**What you will do:** Report all lines from the entries below in which "District" appears.

**Data excerpts:**
(begin)

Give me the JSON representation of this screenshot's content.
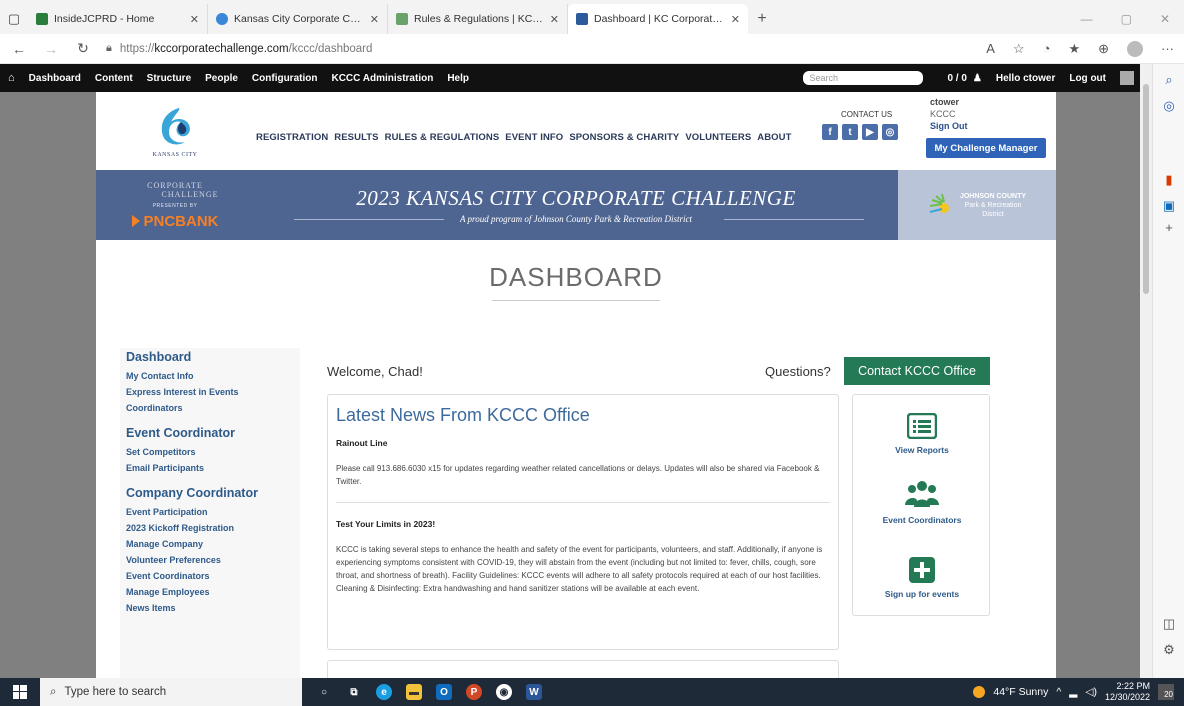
{
  "browser": {
    "tabs": [
      {
        "title": "InsideJCPRD - Home",
        "color": "#2a7d3c",
        "active": false
      },
      {
        "title": "Kansas City Corporate Challenge",
        "color": "#3a86d8",
        "active": false
      },
      {
        "title": "Rules & Regulations | KC Corporate",
        "color": "#6aa36a",
        "active": false
      },
      {
        "title": "Dashboard | KC Corporate Challenge",
        "color": "#2c5a9a",
        "active": true
      }
    ],
    "url_scheme": "https://",
    "url_host": "kccorporatechallenge.com",
    "url_path": "/kccc/dashboard"
  },
  "adminbar": {
    "items": [
      "Dashboard",
      "Content",
      "Structure",
      "People",
      "Configuration",
      "KCCC Administration",
      "Help"
    ],
    "search_placeholder": "Search",
    "counts": "0 / 0",
    "hello": "Hello ctower",
    "logout": "Log out"
  },
  "header": {
    "logo_city": "KANSAS CITY",
    "logo_banner_1": "CORPORATE",
    "logo_banner_2": "CHALLENGE",
    "presented_by": "PRESENTED BY",
    "sponsor": "PNCBANK",
    "nav": [
      "REGISTRATION",
      "RESULTS",
      "RULES & REGULATIONS",
      "EVENT INFO",
      "SPONSORS & CHARITY",
      "VOLUNTEERS",
      "ABOUT"
    ],
    "contact_us": "CONTACT US",
    "user_name": "ctower",
    "user_org": "KCCC",
    "sign_out": "Sign Out",
    "challenge_manager": "My Challenge Manager",
    "hero_title": "2023 KANSAS CITY CORPORATE CHALLENGE",
    "hero_sub": "A proud program of Johnson County Park & Recreation District",
    "jc_line1": "JOHNSON COUNTY",
    "jc_line2": "Park & Recreation",
    "jc_line3": "District"
  },
  "page": {
    "title": "DASHBOARD"
  },
  "leftnav": {
    "sections": [
      {
        "heading": "Dashboard",
        "items": [
          "My Contact Info",
          "Express Interest in Events",
          "Coordinators"
        ]
      },
      {
        "heading": "Event Coordinator",
        "items": [
          "Set Competitors",
          "Email Participants"
        ]
      },
      {
        "heading": "Company Coordinator",
        "items": [
          "Event Participation",
          "2023 Kickoff Registration",
          "Manage Company",
          "Volunteer Preferences",
          "Event Coordinators",
          "Manage Employees",
          "News Items"
        ]
      }
    ]
  },
  "main": {
    "welcome": "Welcome, Chad!",
    "questions": "Questions?",
    "contact_button": "Contact KCCC Office",
    "news_heading": "Latest News From KCCC Office",
    "news": [
      {
        "title": "Rainout Line",
        "body": "Please call 913.686.6030 x15 for updates regarding weather related cancellations or delays. Updates will also be shared via Facebook & Twitter."
      },
      {
        "title": "Test Your Limits in 2023!",
        "body": "KCCC is taking several steps to enhance the health and safety of the event for participants, volunteers, and staff. Additionally, if anyone is experiencing symptoms consistent with COVID-19, they will abstain from the event (including but not limited to: fever, chills, cough, sore throat, and shortness of breath). Facility Guidelines: KCCC events will adhere to all safety protocols required at each of our host facilities. Cleaning & Disinfecting: Extra handwashing and hand sanitizer stations will be available at each event."
      }
    ],
    "actions": [
      {
        "label": "View Reports",
        "icon": "list-icon"
      },
      {
        "label": "Event Coordinators",
        "icon": "users-icon"
      },
      {
        "label": "Sign up for events",
        "icon": "plus-square-icon"
      }
    ],
    "accent_green": "#237a54",
    "accent_blue": "#3d6a9c"
  },
  "taskbar": {
    "search_placeholder": "Type here to search",
    "weather": "44°F  Sunny",
    "time": "2:22 PM",
    "date": "12/30/2022",
    "notif_count": "20"
  }
}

(end)

**Task response:**
    "hero_sub": "A proud program of Johnson County Park & Recreation District",
    "jc_line3": "District"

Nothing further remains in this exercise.